* begin *

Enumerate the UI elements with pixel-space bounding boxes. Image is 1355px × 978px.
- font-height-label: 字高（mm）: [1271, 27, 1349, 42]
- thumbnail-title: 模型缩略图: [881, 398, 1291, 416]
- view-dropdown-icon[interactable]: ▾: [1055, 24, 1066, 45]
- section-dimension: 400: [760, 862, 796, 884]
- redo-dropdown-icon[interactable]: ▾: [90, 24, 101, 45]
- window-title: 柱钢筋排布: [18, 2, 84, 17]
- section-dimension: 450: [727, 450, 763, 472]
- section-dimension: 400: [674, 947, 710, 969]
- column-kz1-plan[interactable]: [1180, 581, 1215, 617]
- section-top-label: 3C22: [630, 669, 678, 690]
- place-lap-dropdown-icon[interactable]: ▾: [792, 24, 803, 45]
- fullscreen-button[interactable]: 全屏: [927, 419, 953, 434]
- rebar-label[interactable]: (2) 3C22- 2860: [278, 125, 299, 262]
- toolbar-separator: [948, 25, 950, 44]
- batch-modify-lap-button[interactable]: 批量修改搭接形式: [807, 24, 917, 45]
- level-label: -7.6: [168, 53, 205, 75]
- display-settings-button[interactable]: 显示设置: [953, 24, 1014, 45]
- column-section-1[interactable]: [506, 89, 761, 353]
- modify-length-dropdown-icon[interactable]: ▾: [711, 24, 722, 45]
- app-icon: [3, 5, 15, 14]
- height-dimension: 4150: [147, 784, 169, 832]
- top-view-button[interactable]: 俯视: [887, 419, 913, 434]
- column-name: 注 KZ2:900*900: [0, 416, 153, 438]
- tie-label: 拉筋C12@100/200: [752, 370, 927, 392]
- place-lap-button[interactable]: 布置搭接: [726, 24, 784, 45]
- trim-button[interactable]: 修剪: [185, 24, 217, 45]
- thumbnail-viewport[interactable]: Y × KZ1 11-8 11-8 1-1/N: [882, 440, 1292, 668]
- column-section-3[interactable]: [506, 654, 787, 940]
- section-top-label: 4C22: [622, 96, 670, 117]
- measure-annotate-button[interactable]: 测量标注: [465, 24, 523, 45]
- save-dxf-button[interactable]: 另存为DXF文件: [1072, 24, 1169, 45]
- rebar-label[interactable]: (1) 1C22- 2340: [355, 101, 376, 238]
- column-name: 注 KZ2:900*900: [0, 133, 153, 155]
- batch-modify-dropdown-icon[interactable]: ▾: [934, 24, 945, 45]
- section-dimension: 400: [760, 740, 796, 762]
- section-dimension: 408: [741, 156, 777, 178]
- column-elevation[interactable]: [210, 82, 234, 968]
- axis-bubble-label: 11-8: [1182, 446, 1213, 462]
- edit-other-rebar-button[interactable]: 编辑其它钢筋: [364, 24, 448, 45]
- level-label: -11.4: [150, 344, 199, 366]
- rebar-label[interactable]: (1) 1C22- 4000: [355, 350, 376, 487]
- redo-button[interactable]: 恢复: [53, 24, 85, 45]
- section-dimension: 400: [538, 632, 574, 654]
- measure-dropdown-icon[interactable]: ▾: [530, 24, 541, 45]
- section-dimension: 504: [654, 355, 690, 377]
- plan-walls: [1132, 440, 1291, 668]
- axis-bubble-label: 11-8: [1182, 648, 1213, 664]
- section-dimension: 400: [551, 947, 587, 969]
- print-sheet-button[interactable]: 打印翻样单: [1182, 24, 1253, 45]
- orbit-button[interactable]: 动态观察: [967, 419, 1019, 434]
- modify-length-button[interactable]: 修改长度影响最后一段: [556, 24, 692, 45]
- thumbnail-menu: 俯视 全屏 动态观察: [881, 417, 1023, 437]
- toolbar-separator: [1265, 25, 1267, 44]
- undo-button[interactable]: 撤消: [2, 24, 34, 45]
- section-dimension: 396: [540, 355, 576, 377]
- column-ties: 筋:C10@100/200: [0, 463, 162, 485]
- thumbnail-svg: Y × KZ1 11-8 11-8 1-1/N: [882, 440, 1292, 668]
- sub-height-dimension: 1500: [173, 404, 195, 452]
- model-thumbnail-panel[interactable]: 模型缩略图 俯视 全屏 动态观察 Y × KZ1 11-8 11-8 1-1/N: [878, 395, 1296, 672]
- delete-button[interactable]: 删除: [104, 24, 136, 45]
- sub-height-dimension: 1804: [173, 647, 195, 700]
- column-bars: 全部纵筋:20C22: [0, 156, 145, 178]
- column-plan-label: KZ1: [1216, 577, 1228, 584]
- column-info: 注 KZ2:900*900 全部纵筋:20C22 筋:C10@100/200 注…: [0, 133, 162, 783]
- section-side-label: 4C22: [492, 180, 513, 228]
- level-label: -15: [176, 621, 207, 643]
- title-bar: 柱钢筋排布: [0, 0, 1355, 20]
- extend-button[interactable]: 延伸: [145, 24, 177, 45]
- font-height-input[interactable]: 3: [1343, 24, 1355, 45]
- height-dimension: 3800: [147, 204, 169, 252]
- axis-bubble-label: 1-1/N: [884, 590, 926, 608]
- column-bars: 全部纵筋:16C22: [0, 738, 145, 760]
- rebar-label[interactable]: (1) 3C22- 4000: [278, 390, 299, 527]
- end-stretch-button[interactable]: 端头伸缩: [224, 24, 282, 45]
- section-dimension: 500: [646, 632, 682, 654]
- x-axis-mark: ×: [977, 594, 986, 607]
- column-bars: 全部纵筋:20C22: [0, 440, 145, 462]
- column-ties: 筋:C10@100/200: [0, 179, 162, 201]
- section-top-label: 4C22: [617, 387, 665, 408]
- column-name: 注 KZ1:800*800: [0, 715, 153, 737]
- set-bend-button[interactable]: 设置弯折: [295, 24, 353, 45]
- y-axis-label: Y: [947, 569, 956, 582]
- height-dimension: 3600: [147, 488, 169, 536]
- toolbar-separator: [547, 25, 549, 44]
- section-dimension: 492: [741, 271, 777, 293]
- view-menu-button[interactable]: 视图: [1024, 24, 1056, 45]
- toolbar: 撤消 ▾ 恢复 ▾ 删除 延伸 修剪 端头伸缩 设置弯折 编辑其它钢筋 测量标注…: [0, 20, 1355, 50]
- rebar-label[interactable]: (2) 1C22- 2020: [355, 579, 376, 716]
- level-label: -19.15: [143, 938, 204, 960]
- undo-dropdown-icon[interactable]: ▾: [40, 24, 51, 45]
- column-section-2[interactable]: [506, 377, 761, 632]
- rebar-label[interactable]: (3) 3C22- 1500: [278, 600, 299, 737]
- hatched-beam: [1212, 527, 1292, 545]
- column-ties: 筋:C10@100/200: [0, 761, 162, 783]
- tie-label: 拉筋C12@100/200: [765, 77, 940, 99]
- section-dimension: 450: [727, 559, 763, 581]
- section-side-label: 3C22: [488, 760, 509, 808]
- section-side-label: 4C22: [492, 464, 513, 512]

* end *

WHAT TO DO => Copy the items word for word, from the first line through the line holding "- section-top-label: 3C22: [630, 669, 678, 690]", with that line included.

EXERCISE OUTPUT =>
Enumerate the UI elements with pixel-space bounding boxes. Image is 1355px × 978px.
- font-height-label: 字高（mm）: [1271, 27, 1349, 42]
- thumbnail-title: 模型缩略图: [881, 398, 1291, 416]
- view-dropdown-icon[interactable]: ▾: [1055, 24, 1066, 45]
- section-dimension: 400: [760, 862, 796, 884]
- redo-dropdown-icon[interactable]: ▾: [90, 24, 101, 45]
- window-title: 柱钢筋排布: [18, 2, 84, 17]
- section-dimension: 450: [727, 450, 763, 472]
- section-dimension: 400: [674, 947, 710, 969]
- column-kz1-plan[interactable]: [1180, 581, 1215, 617]
- section-top-label: 3C22: [630, 669, 678, 690]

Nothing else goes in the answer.